▶ **Exercise aim**
Write out each line word for word. Drop pictures.

::: Data for the task

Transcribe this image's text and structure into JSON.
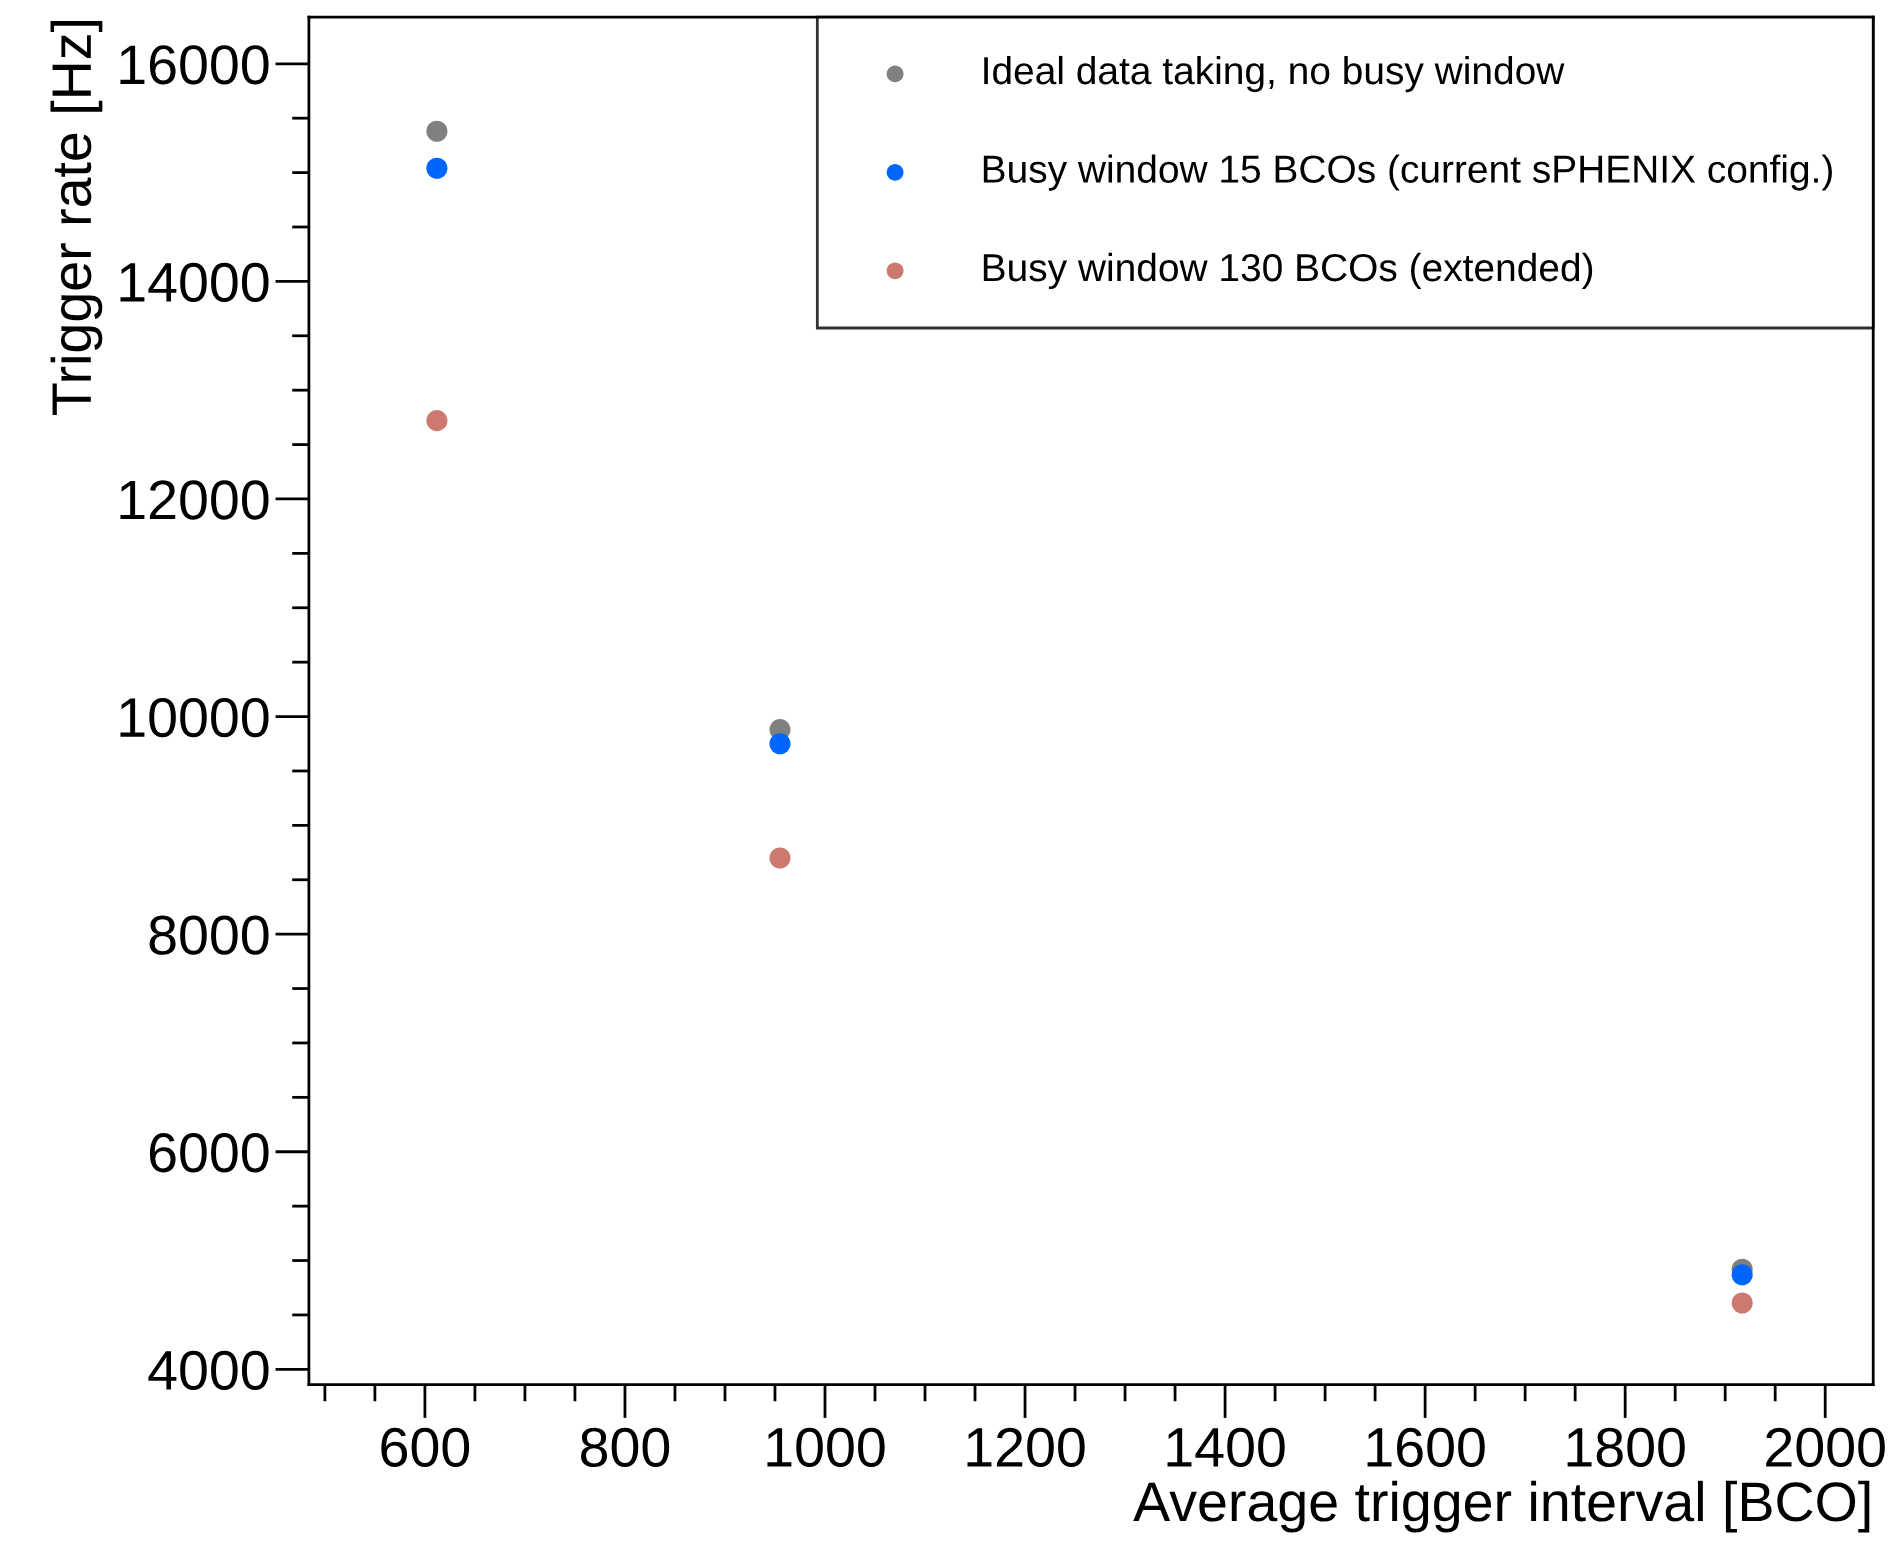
{
  "chart_data": {
    "type": "scatter",
    "xlabel": "Average trigger interval [BCO]",
    "ylabel": "Trigger rate [Hz]",
    "x": [
      612,
      955,
      1917
    ],
    "series": [
      {
        "name": "Ideal data taking, no busy window",
        "color": "#808080",
        "values": [
          15380,
          9880,
          4920
        ]
      },
      {
        "name": "Busy window 15 BCOs (current sPHENIX config.)",
        "color": "#0066ff",
        "values": [
          15040,
          9750,
          4870
        ]
      },
      {
        "name": "Busy window 130 BCOs (extended)",
        "color": "#cc7a70",
        "values": [
          12720,
          8700,
          4610
        ]
      }
    ],
    "xlim": [
      484,
      2048
    ],
    "ylim": [
      3860,
      16430
    ],
    "xticks": [
      600,
      800,
      1000,
      1200,
      1400,
      1600,
      1800,
      2000
    ],
    "yticks": [
      4000,
      6000,
      8000,
      10000,
      12000,
      14000,
      16000
    ],
    "marker": "circle",
    "grid": false,
    "legend": "top right"
  }
}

::::::

▶ **Result**
Transcribe this image's text and structure into JSON.
{
  "chart_data": {
    "type": "scatter",
    "xlabel": "Average trigger interval [BCO]",
    "ylabel": "Trigger rate [Hz]",
    "x": [
      612,
      955,
      1917
    ],
    "series": [
      {
        "name": "Ideal data taking, no busy window",
        "color": "#808080",
        "values": [
          15380,
          9880,
          4920
        ]
      },
      {
        "name": "Busy window 15 BCOs (current sPHENIX config.)",
        "color": "#0066ff",
        "values": [
          15040,
          9750,
          4870
        ]
      },
      {
        "name": "Busy window 130 BCOs (extended)",
        "color": "#cc7a70",
        "values": [
          12720,
          8700,
          4610
        ]
      }
    ],
    "xlim": [
      484,
      2048
    ],
    "ylim": [
      3860,
      16430
    ],
    "xticks": [
      600,
      800,
      1000,
      1200,
      1400,
      1600,
      1800,
      2000
    ],
    "yticks": [
      4000,
      6000,
      8000,
      10000,
      12000,
      14000,
      16000
    ],
    "marker": "circle",
    "grid": false,
    "legend": "top right"
  }
}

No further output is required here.